> Goal of the exercise: Return all of the data exactly, with nothing left out but the pictures.

> Recorded information:
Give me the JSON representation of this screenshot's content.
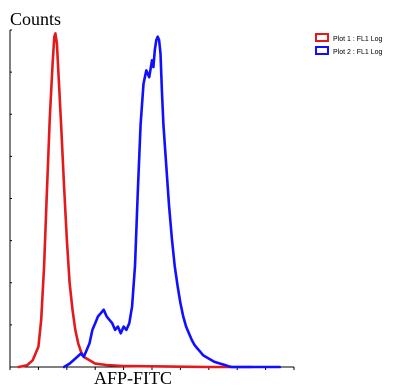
{
  "chart_data": {
    "type": "line",
    "ylabel": "Counts",
    "xlabel": "AFP-FITC",
    "xlim": [
      0,
      100
    ],
    "ylim": [
      0,
      100
    ],
    "legend_position": "top-right",
    "series": [
      {
        "name": "Plot 1 : FL1 Log",
        "color": "#e31a1c",
        "x": [
          3,
          6,
          8,
          10,
          11,
          12,
          13,
          14,
          15,
          15.6,
          16,
          16.5,
          17,
          18,
          19,
          20,
          21,
          22,
          23,
          24,
          25,
          26,
          28,
          30,
          34,
          40,
          50,
          60,
          70,
          85
        ],
        "y": [
          0,
          0.5,
          2,
          6,
          14,
          30,
          52,
          74,
          90,
          98,
          99,
          96,
          88,
          72,
          54,
          38,
          25,
          17,
          11,
          7,
          4.5,
          3,
          2,
          1,
          0.6,
          0.3,
          0.2,
          0.1,
          0,
          0
        ]
      },
      {
        "name": "Plot 2 : FL1 Log",
        "color": "#1010ff",
        "x": [
          19,
          21,
          23,
          25,
          26,
          28,
          29,
          30,
          31,
          32,
          33,
          34,
          35,
          36,
          37,
          38,
          39,
          40,
          41,
          42,
          43,
          44,
          45,
          46,
          47,
          48,
          49,
          50,
          50.5,
          51,
          51.5,
          52,
          52.5,
          53,
          53.5,
          54,
          54.5,
          55,
          56,
          57,
          58,
          59,
          60,
          61,
          62,
          63,
          64,
          65,
          66,
          67,
          68,
          70,
          72,
          74,
          76,
          77,
          78,
          80,
          85,
          95
        ],
        "y": [
          0,
          1,
          2.5,
          4,
          3,
          7,
          11,
          13,
          15,
          16,
          17,
          15,
          14,
          13,
          11,
          12,
          10,
          12,
          11,
          13,
          18,
          30,
          52,
          72,
          84,
          88,
          86,
          91,
          89,
          94,
          97,
          98,
          97,
          93,
          82,
          72,
          66,
          60,
          48,
          38,
          30,
          24,
          19,
          15,
          12,
          10,
          8,
          6.5,
          5.5,
          4.5,
          3.5,
          2.5,
          1.5,
          1,
          0.5,
          0.2,
          0,
          0,
          0,
          0
        ]
      }
    ]
  }
}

> Finished task:
Give me the JSON representation of this screenshot's content.
{
  "chart_data": {
    "type": "line",
    "ylabel": "Counts",
    "xlabel": "AFP-FITC",
    "xlim": [
      0,
      100
    ],
    "ylim": [
      0,
      100
    ],
    "legend_position": "top-right",
    "series": [
      {
        "name": "Plot 1 : FL1 Log",
        "color": "#e31a1c",
        "x": [
          3,
          6,
          8,
          10,
          11,
          12,
          13,
          14,
          15,
          15.6,
          16,
          16.5,
          17,
          18,
          19,
          20,
          21,
          22,
          23,
          24,
          25,
          26,
          28,
          30,
          34,
          40,
          50,
          60,
          70,
          85
        ],
        "y": [
          0,
          0.5,
          2,
          6,
          14,
          30,
          52,
          74,
          90,
          98,
          99,
          96,
          88,
          72,
          54,
          38,
          25,
          17,
          11,
          7,
          4.5,
          3,
          2,
          1,
          0.6,
          0.3,
          0.2,
          0.1,
          0,
          0
        ]
      },
      {
        "name": "Plot 2 : FL1 Log",
        "color": "#1010ff",
        "x": [
          19,
          21,
          23,
          25,
          26,
          28,
          29,
          30,
          31,
          32,
          33,
          34,
          35,
          36,
          37,
          38,
          39,
          40,
          41,
          42,
          43,
          44,
          45,
          46,
          47,
          48,
          49,
          50,
          50.5,
          51,
          51.5,
          52,
          52.5,
          53,
          53.5,
          54,
          54.5,
          55,
          56,
          57,
          58,
          59,
          60,
          61,
          62,
          63,
          64,
          65,
          66,
          67,
          68,
          70,
          72,
          74,
          76,
          77,
          78,
          80,
          85,
          95
        ],
        "y": [
          0,
          1,
          2.5,
          4,
          3,
          7,
          11,
          13,
          15,
          16,
          17,
          15,
          14,
          13,
          11,
          12,
          10,
          12,
          11,
          13,
          18,
          30,
          52,
          72,
          84,
          88,
          86,
          91,
          89,
          94,
          97,
          98,
          97,
          93,
          82,
          72,
          66,
          60,
          48,
          38,
          30,
          24,
          19,
          15,
          12,
          10,
          8,
          6.5,
          5.5,
          4.5,
          3.5,
          2.5,
          1.5,
          1,
          0.5,
          0.2,
          0,
          0,
          0,
          0
        ]
      }
    ]
  }
}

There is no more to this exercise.